▸ PASSAGE PROVIDED
— BEGIN —
Metamath Proof Explorer

Theorem hbsb

Description: If z is not free in ph , then it is not free in [ y / x ] ph when y and z are distinct. (Contributed by NM, 12-Aug-1993) Usage of this theorem is discouraged because it depends on ax-13 . Use hbsbw instead. (New usage is discouraged.)

		Ref	Expression
	Hypothesis	hbsb.1	⊢ ( 𝜑 → ∀ 𝑧 𝜑 )
— END —
▸ TASK INSTRUCTIONS
a. Decide whether each statement agrees with the hbsb page, answering yes or no and quoting the words of the page that settle it. (i) NM contributed the theorem in 1993. (ii) The theorem depends on ax-13. (iii) The page recommends hbsb for new usage.
b. Write out the stretch of the hbsb page from "Theorem hbsb" through "usage is discouraged.)", substituting "different" for "distinct".
The items aren't needed for any of this work.

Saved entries
— BEGIN —
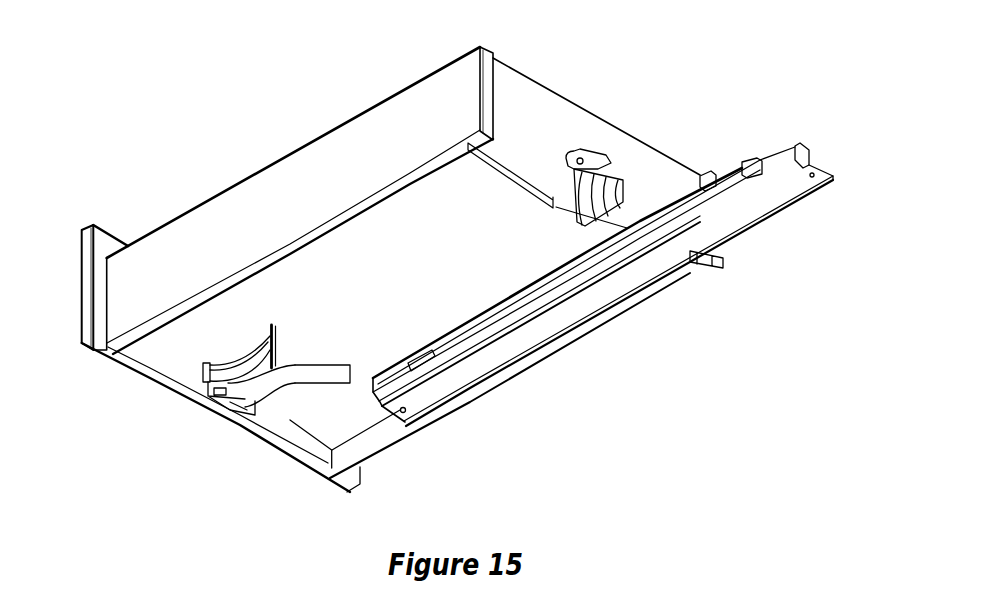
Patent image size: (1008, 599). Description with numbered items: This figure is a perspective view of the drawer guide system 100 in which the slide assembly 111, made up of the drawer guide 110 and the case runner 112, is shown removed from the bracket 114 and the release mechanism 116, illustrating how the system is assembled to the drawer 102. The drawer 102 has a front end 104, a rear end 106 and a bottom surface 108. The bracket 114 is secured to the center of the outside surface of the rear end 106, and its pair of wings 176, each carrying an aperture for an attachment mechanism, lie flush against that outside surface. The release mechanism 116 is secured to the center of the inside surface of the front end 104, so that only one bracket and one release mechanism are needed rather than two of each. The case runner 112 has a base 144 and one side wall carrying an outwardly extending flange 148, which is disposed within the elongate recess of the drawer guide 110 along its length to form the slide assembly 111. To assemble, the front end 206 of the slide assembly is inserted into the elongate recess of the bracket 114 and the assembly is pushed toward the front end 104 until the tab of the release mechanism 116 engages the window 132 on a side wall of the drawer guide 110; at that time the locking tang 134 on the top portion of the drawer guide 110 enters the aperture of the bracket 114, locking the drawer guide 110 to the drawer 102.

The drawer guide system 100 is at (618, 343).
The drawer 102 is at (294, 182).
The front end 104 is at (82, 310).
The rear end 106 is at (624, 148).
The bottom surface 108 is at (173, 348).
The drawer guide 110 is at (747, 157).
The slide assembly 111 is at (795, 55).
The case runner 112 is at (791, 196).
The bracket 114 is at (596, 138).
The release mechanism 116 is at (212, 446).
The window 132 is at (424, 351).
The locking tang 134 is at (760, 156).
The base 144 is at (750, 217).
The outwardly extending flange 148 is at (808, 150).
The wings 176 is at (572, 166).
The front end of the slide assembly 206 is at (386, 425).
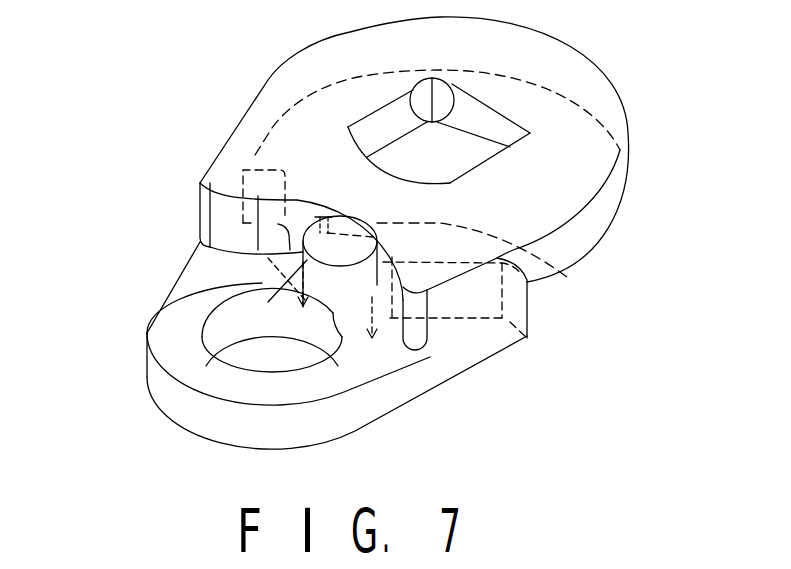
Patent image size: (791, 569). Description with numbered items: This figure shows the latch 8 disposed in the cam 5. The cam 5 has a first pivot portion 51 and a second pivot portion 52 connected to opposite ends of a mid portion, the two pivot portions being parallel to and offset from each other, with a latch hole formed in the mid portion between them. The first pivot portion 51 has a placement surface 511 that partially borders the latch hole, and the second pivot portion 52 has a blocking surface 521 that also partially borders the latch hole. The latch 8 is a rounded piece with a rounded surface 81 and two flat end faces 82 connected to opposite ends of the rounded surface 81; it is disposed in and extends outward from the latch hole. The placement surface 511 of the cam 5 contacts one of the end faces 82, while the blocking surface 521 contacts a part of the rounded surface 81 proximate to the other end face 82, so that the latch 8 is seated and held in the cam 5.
— END —
▸ RESPONSES FOR EACH TASK
a.
(i) Yes: "(Contributed by NM, 12-Aug-1993)"
(ii) Yes: "it depends on ax-13"
(iii) No: "Use hbsbw instead. (New usage is discouraged.)"

b.
Theorem hbsb

Description: If z is not free in ph , then it is not free in [ y / x ] ph when y and z are different. (Contributed by NM, 12-Aug-1993) Usage of this theorem is discouraged because it depends on ax-13 . Use hbsbw instead. (New usage is discouraged.)